* [What the task requires]: Please edit the passage on the BART contract dispute, starting with "Statement from SEIU" and going on through "with BART Management.", and replace "family medical leave" with "parental leave".

Riders and the Bay Area have seen how our elected Board has allowed the General Manager to run the system in a reckless manner, without consideration for the riding public or their own employees.
Instead of taking responsibility or demanding accountability, Director Keller prefers to point fingers and blame workers, just as those very workers are in the process of fixing Management’s alleged mistakes. This is not a way to run a train system.”
Today BART’s largest unions, SEIU 1021 and ATU 1555, met with the federal mediator and BART Management regarding the disputed contract provision on paid family medical leave.
Today’s meeting lasted until 8:00 p.m. and will resume tomorrow at noon.
Statement from SEIU 1021 BART Chapter President John Arantes:
“We looked to today’s meeting as an opportunity to reach a fair and equitable resolution to the dispute regarding family medical leave, and we came to the meeting with every intention to reach an agreement with BART Management.
We met with the District today in an effort to do just that, and we will be back to meet tomorrow in an attempt to reach an agreement.”

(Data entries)
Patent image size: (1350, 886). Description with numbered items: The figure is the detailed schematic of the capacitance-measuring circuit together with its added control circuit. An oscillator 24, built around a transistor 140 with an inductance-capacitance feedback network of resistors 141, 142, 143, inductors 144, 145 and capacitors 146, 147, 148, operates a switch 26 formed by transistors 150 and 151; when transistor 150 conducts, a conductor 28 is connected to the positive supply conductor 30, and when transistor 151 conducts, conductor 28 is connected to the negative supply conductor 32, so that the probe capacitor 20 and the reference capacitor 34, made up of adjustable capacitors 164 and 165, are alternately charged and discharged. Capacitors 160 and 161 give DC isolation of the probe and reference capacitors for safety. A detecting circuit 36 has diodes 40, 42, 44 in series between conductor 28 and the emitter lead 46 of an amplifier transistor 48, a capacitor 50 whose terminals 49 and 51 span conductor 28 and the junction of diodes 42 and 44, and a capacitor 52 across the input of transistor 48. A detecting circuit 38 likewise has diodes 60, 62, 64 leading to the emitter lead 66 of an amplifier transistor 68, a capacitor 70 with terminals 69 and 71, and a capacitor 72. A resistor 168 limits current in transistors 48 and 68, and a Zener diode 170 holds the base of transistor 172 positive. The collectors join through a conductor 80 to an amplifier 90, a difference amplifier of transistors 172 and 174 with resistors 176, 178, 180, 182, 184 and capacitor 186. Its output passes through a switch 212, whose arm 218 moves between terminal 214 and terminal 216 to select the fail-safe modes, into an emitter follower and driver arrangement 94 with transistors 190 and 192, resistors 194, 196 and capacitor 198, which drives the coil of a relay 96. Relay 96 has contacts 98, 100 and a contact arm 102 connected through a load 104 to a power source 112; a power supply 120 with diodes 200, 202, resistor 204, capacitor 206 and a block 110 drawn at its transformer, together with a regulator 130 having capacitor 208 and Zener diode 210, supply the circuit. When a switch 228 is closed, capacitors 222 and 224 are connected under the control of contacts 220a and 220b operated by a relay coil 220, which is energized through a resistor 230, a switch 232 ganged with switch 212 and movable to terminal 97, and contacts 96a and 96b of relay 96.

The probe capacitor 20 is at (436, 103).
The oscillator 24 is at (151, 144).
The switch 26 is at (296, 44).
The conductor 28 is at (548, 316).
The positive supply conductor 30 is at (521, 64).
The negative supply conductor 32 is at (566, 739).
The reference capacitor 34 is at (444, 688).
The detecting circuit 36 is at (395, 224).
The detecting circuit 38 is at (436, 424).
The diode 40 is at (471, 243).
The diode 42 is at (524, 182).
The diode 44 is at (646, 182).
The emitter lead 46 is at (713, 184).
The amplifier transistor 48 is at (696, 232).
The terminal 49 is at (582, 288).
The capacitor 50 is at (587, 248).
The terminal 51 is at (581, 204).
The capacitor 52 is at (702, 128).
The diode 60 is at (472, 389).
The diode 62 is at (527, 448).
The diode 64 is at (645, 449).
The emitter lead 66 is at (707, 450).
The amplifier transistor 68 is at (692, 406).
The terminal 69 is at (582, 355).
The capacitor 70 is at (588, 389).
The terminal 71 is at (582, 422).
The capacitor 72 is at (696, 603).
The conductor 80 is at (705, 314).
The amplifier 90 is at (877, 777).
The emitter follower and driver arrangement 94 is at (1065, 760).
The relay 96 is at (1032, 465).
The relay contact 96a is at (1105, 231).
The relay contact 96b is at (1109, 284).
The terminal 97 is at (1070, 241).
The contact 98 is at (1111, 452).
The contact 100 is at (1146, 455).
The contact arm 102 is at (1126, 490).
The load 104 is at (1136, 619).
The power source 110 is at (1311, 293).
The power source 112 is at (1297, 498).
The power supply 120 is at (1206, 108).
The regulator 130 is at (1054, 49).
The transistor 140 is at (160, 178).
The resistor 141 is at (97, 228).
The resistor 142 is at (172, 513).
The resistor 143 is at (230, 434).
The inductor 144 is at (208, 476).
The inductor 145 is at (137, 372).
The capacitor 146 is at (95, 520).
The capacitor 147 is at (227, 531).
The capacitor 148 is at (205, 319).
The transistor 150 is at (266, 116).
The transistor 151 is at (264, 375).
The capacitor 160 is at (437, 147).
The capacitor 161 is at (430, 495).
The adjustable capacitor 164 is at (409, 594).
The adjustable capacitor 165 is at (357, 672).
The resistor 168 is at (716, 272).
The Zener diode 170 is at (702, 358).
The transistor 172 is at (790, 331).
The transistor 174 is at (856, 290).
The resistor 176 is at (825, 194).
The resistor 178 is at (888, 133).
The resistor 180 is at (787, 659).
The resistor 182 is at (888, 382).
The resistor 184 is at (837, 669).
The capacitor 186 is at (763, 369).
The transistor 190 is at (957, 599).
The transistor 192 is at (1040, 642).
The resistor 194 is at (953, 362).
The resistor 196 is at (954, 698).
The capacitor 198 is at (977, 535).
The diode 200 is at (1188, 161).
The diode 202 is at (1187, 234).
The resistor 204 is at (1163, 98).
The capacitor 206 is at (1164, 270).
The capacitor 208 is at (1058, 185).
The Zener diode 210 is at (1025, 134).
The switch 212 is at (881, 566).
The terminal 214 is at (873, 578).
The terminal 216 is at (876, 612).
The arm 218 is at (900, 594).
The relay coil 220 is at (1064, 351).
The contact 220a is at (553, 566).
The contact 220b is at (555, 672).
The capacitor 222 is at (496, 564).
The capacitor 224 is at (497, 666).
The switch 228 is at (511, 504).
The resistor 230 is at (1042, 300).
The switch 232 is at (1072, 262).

* [Written solution]:
Statement from SEIU 1021 BART Chapter President John Arantes:
“We looked to today’s meeting as an opportunity to reach a fair and equitable resolution to the dispute regarding parental leave, and we came to the meeting with every intention to reach an agreement with BART Management.